*Material provided*.
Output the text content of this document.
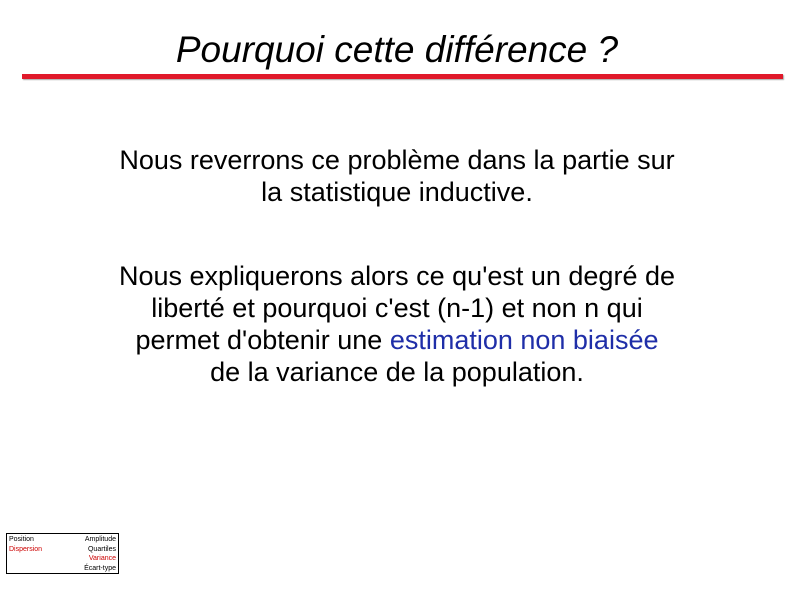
Pourquoi cette différence ?
Nous reverrons ce problème dans la partie sur
la statistique inductive.
Nous expliquerons alors ce qu'est un degré de
liberté et pourquoi c'est (n-1) et non n qui
permet d'obtenir une estimation non biaisée
de la variance de la population.
Position
Dispersion
Amplitude
Quartiles
Variance
Écart-type
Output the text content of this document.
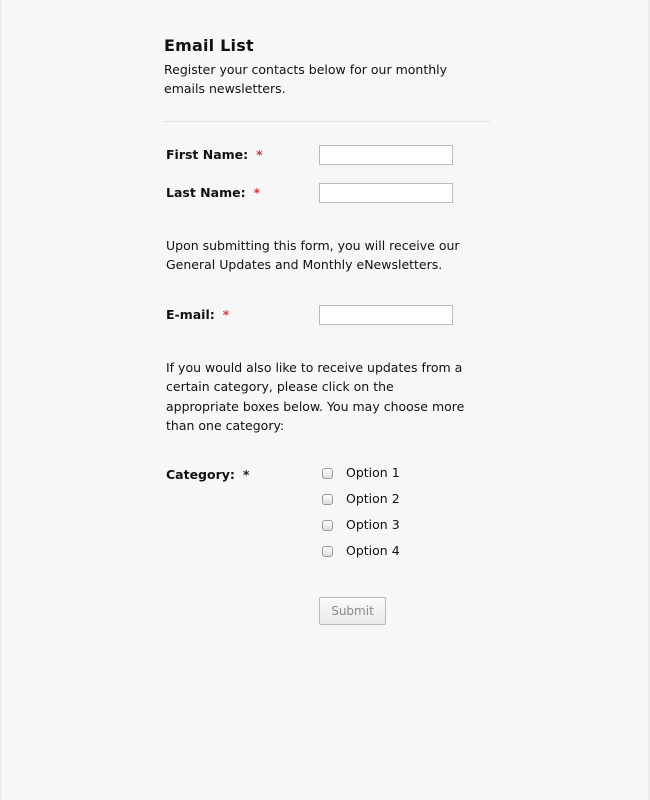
Email List
Register your contacts below for our monthly emails newsletters.
First Name: *
Last Name: *
Upon submitting this form, you will receive our General Updates and Monthly eNewsletters.
E-mail: *
If you would also like to receive updates from a certain category, please click on the appropriate boxes below. You may choose more than one category:
Category: *	Option 1
Option 2
Option 3
Option 4
Submit
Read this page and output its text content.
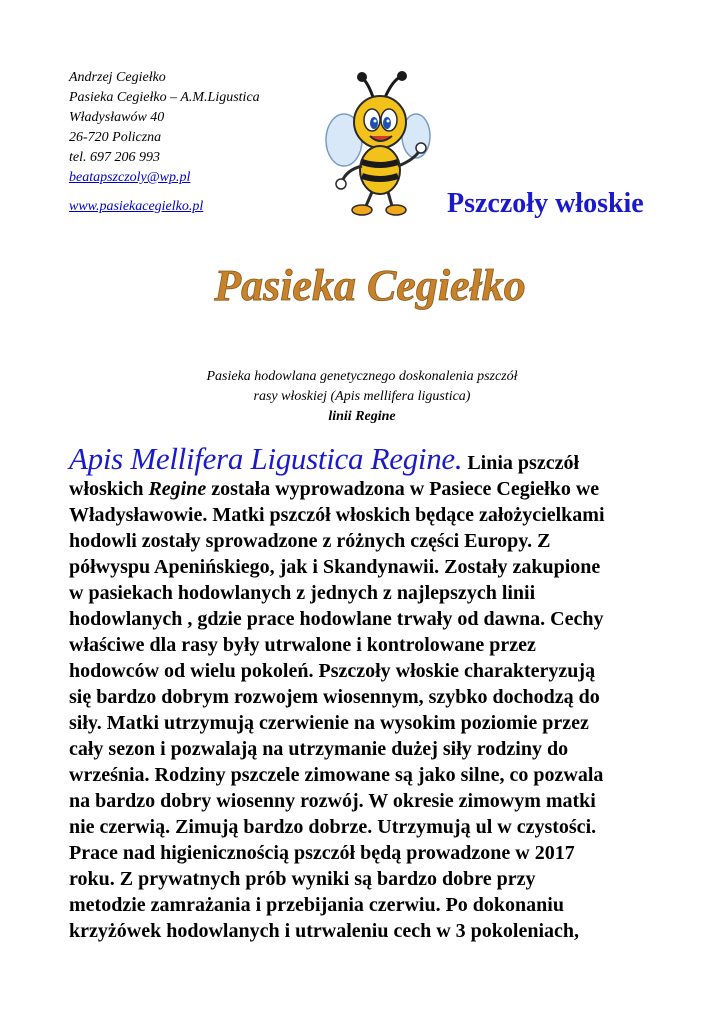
Andrzej Cegiełko
Pasieka Cegiełko – A.M.Ligustica
Władysławów 40
26-720 Policzna
tel. 697 206 993
beatapszczoly@wp.pl
www.pasiekacegielko.pl	Pszczoły włoskie
Pasieka Cegiełko
Pasieka hodowlana genetycznego doskonalenia pszczół
rasy włoskiej (Apis mellifera ligustica)
linii Regine
Apis Mellifera Ligustica Regine. Linia pszczół
włoskich Regine została wyprowadzona w Pasiece Cegiełko we
Władysławowie. Matki pszczół włoskich będące założycielkami
hodowli zostały sprowadzone z różnych części Europy. Z
półwyspu Apenińskiego, jak i Skandynawii. Zostały zakupione
w pasiekach hodowlanych z jednych z najlepszych linii
hodowlanych , gdzie prace hodowlane trwały od dawna. Cechy
właściwe dla rasy były utrwalone i kontrolowane przez
hodowców od wielu pokoleń. Pszczoły włoskie charakteryzują
się bardzo dobrym rozwojem wiosennym, szybko dochodzą do
siły. Matki utrzymują czerwienie na wysokim poziomie przez
cały sezon i pozwalają na utrzymanie dużej siły rodziny do
września. Rodziny pszczele zimowane są jako silne, co pozwala
na bardzo dobry wiosenny rozwój. W okresie zimowym matki
nie czerwią. Zimują bardzo dobrze. Utrzymują ul w czystości.
Prace nad higienicznością pszczół będą prowadzone w 2017
roku. Z prywatnych prób wyniki są bardzo dobre przy
metodzie zamrażania i przebijania czerwiu. Po dokonaniu
krzyżówek hodowlanych i utrwaleniu cech w 3 pokoleniach,
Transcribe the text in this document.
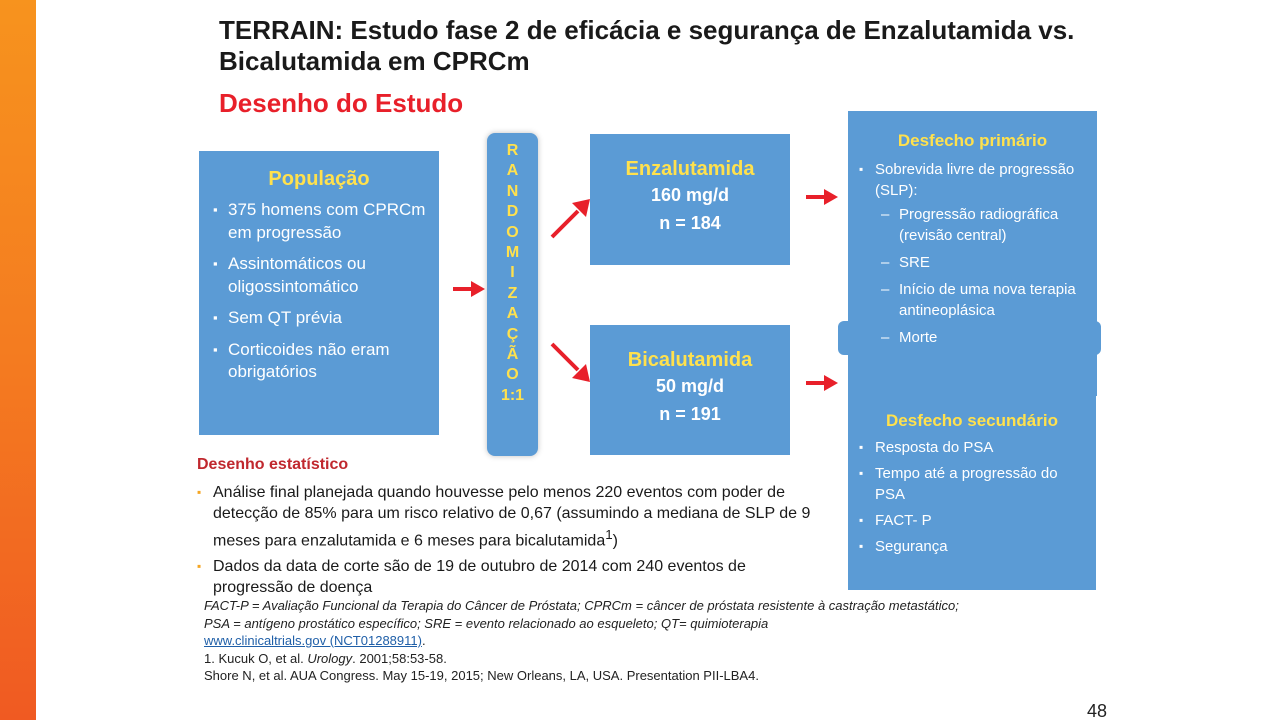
TERRAIN: Estudo fase 2 de eficácia e segurança de Enzalutamida vs. Bicalutamida em CPRCm
Desenho do Estudo
População
▪ 375 homens com CPRCm em progressão
▪ Assintomáticos ou oligossintomático
▪ Sem QT prévia
▪ Corticoides não eram obrigatórios
R
A
N
D
O
M
I
Z
A
Ç
Ã
O
1:1
Enzalutamida
160 mg/d
n = 184
Bicalutamida
50 mg/d
n = 191
Desfecho primário
▪ Sobrevida livre de progressão (SLP):
– Progressão radiográfica (revisão central)
– SRE
– Início de uma nova terapia antineoplásica
– Morte
Desfecho secundário
▪ Resposta do PSA
▪ Tempo até a progressão do PSA
▪ FACT- P
▪ Segurança
Desenho estatístico
▪ Análise final planejada quando houvesse pelo menos 220 eventos com poder de detecção de 85% para um risco relativo de 0,67 (assumindo a mediana de SLP de 9 meses para enzalutamida e 6 meses para bicalutamida$^1$)
▪ Dados da data de corte são de 19 de outubro de 2014 com 240 eventos de progressão de doença
FACT-P = Avaliação Funcional da Terapia do Câncer de Próstata; CPRCm = câncer de próstata resistente à castração metastático;
PSA = antígeno prostático específico; SRE = evento relacionado ao esqueleto; QT= quimioterapia
www.clinicaltrials.gov (NCT01288911).
1. Kucuk O, et al. Urology. 2001;58:53-58.
Shore N, et al. AUA Congress. May 15-19, 2015; New Orleans, LA, USA. Presentation PII-LBA4.
48
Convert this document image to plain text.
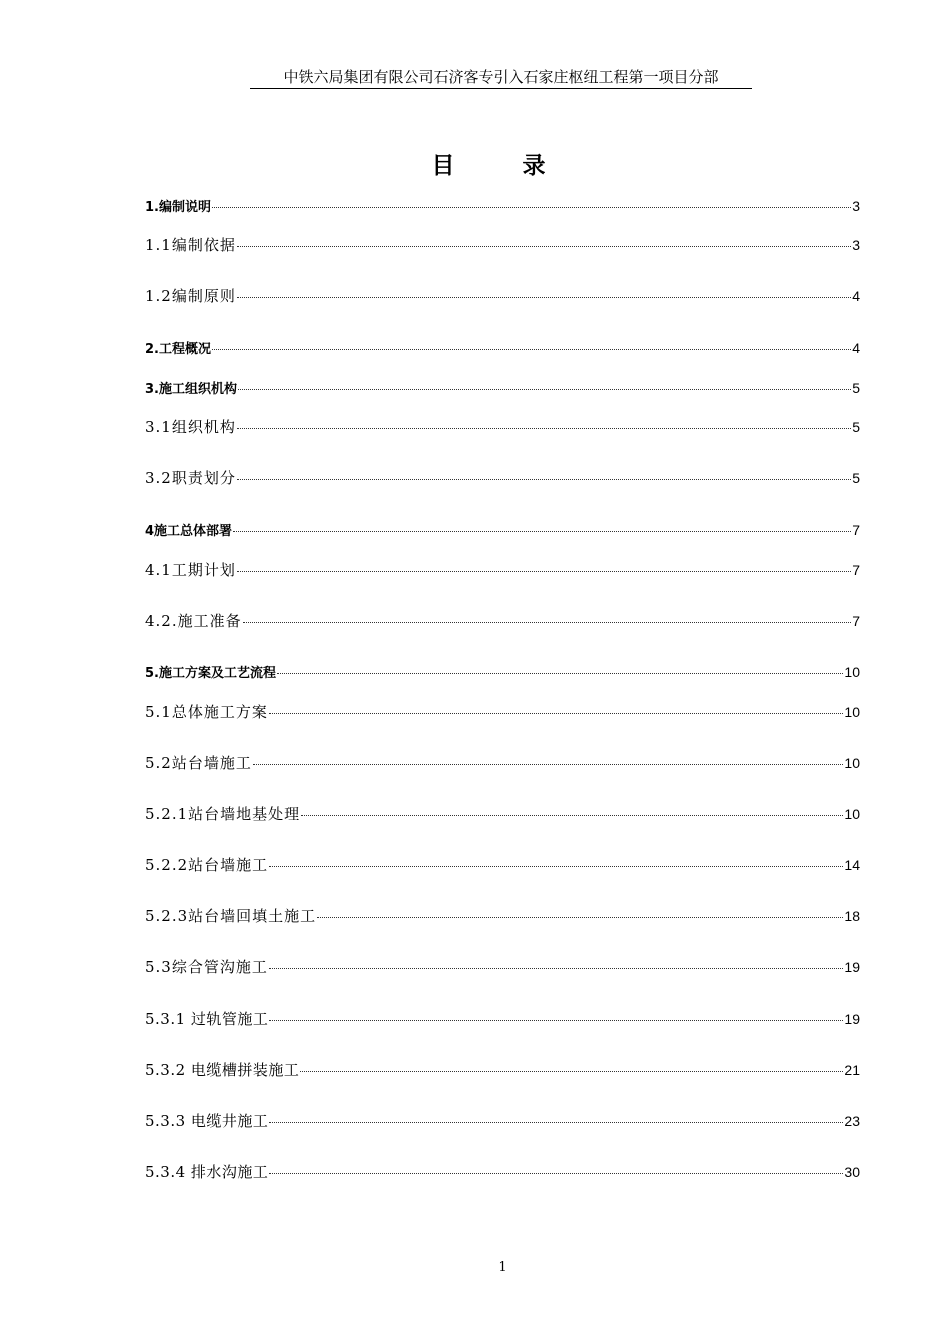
中铁六局集团有限公司石济客专引入石家庄枢纽工程第一项目分部
目 录
1.编制说明	3
1.1编制依据	3
1.2编制原则	4
2.工程概况	4
3.施工组织机构	5
3.1组织机构	5
3.2职责划分	5
4施工总体部署	7
4.1工期计划	7
4.2.施工准备	7
5.施工方案及工艺流程	10
5.1总体施工方案	10
5.2站台墙施工	10
5.2.1站台墙地基处理	10
5.2.2站台墙施工	14
5.2.3站台墙回填土施工	18
5.3综合管沟施工	19
5.3.1 过轨管施工	19
5.3.2 电缆槽拼装施工	21
5.3.3 电缆井施工	23
5.3.4 排水沟施工	30
1
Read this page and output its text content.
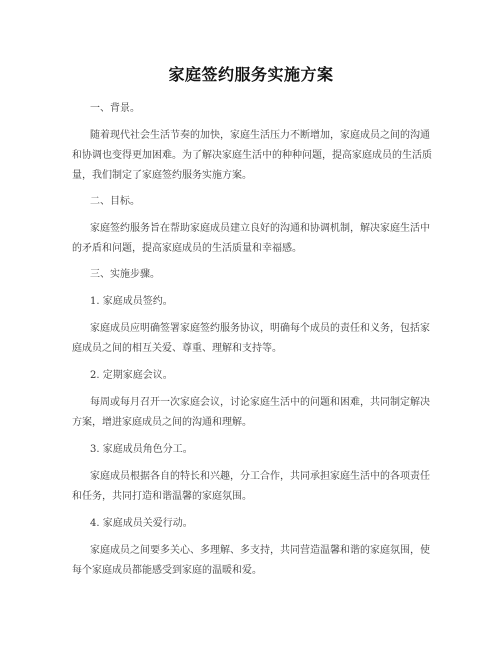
家庭签约服务实施方案
一、背景。
随着现代社会生活节奏的加快，家庭生活压力不断增加，家庭成员之间的沟通
和协调也变得更加困难。为了解决家庭生活中的种种问题，提高家庭成员的生活质
量，我们制定了家庭签约服务实施方案。
二、目标。
家庭签约服务旨在帮助家庭成员建立良好的沟通和协调机制，解决家庭生活中
的矛盾和问题，提高家庭成员的生活质量和幸福感。
三、实施步骤。
1. 家庭成员签约。
家庭成员应明确签署家庭签约服务协议，明确每个成员的责任和义务，包括家
庭成员之间的相互关爱、尊重、理解和支持等。
2. 定期家庭会议。
每周或每月召开一次家庭会议，讨论家庭生活中的问题和困难，共同制定解决
方案，增进家庭成员之间的沟通和理解。
3. 家庭成员角色分工。
家庭成员根据各自的特长和兴趣，分工合作，共同承担家庭生活中的各项责任
和任务，共同打造和谐温馨的家庭氛围。
4. 家庭成员关爱行动。
家庭成员之间要多关心、多理解、多支持，共同营造温馨和谐的家庭氛围，使
每个家庭成员都能感受到家庭的温暖和爱。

*Exercise prompt*. Within the listing, how many lines hold the word "włoskich"? Only the number is to be given.

*Output of the task*. 2